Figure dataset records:

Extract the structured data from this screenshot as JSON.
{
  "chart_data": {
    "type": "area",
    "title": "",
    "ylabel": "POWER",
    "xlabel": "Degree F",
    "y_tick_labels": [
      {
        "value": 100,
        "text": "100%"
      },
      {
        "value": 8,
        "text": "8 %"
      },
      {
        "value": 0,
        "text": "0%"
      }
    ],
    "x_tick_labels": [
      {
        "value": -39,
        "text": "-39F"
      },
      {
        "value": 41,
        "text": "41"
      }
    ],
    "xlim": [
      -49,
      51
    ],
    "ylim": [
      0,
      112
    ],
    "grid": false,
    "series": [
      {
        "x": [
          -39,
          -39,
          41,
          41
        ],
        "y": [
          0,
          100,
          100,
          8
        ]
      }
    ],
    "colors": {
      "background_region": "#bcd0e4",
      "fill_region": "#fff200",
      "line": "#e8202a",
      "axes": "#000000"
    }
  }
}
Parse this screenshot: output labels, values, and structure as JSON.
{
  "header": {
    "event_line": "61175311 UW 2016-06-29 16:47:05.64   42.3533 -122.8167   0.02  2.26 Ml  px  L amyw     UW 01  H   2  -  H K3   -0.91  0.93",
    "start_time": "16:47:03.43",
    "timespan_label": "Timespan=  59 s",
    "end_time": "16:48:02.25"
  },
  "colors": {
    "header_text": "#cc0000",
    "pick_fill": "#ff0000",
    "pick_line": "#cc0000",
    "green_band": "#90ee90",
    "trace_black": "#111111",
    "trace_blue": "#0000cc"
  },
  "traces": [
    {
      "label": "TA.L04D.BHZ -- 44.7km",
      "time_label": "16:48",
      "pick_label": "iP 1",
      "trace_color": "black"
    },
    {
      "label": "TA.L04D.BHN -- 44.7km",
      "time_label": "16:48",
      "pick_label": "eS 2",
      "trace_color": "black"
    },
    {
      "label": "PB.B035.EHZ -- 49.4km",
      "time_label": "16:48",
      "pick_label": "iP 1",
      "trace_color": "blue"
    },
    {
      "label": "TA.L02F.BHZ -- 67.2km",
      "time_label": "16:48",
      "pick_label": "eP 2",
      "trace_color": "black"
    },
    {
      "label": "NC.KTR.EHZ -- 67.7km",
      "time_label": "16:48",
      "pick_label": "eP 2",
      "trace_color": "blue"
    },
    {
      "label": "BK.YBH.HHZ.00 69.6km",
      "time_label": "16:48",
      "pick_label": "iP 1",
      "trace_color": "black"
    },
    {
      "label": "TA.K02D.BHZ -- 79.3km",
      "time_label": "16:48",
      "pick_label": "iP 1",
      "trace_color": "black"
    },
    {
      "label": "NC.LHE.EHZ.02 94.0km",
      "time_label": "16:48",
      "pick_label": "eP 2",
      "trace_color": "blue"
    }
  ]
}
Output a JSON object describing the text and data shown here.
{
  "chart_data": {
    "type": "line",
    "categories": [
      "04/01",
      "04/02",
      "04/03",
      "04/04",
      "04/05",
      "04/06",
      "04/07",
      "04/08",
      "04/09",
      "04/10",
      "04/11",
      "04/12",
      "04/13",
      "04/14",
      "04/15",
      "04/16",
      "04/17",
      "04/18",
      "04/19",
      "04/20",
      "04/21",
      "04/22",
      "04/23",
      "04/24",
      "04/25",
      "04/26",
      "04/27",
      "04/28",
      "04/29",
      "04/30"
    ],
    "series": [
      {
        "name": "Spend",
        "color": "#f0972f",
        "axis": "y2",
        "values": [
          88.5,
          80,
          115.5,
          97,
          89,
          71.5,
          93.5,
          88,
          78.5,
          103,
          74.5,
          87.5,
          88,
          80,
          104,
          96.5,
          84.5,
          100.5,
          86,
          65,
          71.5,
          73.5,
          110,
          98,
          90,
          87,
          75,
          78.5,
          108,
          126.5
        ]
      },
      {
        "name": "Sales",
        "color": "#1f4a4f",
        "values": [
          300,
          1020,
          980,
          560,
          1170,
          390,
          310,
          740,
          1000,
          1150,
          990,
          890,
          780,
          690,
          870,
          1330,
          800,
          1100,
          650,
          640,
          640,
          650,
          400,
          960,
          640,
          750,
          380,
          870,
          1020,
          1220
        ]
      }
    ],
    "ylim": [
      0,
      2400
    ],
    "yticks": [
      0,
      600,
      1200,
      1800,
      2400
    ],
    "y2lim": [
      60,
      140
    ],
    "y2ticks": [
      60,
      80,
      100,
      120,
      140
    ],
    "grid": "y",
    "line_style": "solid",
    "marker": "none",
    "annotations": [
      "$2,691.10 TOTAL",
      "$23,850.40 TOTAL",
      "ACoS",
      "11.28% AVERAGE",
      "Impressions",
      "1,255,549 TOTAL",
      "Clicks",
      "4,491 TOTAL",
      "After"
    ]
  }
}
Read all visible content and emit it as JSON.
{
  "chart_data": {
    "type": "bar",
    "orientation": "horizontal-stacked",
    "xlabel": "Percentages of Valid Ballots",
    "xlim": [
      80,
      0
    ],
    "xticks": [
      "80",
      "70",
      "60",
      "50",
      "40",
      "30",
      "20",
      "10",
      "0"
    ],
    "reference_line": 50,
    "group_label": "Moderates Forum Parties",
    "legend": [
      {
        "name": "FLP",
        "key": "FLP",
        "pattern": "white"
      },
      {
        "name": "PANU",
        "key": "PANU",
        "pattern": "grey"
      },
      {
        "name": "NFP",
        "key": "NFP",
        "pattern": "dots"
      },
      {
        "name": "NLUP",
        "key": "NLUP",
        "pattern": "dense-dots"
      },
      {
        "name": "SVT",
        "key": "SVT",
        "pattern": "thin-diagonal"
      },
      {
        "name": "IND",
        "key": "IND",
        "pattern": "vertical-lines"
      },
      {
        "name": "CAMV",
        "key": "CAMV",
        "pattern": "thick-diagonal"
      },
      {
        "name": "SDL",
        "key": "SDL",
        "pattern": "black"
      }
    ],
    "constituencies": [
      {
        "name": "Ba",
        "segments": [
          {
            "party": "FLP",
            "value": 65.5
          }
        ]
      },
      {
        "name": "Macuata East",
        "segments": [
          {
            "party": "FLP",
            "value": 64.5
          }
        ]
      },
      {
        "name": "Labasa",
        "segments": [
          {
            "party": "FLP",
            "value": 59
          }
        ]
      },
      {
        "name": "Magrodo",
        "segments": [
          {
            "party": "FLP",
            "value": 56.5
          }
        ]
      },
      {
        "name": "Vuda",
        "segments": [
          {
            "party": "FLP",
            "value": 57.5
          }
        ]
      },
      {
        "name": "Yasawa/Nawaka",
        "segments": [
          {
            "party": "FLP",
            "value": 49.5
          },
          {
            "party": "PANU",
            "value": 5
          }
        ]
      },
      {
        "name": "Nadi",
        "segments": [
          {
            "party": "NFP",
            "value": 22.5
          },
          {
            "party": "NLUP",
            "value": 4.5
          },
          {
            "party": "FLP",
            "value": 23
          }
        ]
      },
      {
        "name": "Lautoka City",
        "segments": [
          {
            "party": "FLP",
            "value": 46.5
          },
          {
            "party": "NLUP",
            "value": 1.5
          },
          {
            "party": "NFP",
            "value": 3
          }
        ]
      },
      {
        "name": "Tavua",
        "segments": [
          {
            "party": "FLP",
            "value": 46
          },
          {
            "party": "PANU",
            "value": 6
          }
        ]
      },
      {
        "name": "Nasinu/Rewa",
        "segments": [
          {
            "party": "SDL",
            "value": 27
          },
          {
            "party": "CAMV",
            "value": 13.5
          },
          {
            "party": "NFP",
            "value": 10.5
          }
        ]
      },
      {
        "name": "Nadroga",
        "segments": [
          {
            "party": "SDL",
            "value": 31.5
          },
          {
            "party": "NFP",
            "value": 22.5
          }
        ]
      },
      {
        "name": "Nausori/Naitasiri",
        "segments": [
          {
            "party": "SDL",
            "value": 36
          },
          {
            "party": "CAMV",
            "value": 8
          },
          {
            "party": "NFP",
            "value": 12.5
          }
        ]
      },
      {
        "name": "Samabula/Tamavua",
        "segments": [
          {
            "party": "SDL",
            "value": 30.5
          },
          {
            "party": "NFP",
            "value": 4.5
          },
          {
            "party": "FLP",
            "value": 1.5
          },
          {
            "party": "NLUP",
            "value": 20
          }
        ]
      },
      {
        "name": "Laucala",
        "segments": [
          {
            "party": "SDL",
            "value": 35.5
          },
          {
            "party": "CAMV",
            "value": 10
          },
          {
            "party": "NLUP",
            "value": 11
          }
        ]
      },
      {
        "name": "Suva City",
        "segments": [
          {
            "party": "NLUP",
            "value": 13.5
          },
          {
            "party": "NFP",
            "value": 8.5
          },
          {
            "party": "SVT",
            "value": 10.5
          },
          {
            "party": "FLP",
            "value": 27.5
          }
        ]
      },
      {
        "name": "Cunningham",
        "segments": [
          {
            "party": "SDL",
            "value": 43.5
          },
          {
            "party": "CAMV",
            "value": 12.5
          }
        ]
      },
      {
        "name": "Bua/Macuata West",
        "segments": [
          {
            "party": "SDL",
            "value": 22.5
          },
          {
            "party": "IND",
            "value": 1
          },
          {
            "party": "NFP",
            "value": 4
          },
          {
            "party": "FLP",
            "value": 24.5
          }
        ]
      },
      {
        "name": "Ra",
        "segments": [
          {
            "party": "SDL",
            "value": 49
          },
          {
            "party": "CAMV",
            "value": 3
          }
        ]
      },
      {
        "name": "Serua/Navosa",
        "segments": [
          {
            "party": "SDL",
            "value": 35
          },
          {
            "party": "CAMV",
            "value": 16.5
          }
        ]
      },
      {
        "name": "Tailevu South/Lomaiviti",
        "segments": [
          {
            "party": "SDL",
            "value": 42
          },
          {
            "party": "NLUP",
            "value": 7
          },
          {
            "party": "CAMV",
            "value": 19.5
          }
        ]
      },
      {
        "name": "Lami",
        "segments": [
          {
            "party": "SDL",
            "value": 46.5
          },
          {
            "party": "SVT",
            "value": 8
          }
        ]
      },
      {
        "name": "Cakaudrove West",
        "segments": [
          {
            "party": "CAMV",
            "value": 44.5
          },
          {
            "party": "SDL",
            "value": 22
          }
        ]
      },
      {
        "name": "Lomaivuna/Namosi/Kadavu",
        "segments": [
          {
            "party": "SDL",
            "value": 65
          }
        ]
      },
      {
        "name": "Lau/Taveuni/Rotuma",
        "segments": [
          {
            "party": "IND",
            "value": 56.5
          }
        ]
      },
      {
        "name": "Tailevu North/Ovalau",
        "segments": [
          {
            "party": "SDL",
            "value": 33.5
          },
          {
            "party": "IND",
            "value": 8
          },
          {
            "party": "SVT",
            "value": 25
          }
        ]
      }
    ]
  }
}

§ Problem requirements
Return from the data every line that holds "JSON".

§ Exercise answer
Extract the structured data from this screenshot as JSON.
Parse this screenshot: output labels, values, and structure as JSON.
Output a JSON object describing the text and data shown here.
Read all visible content and emit it as JSON.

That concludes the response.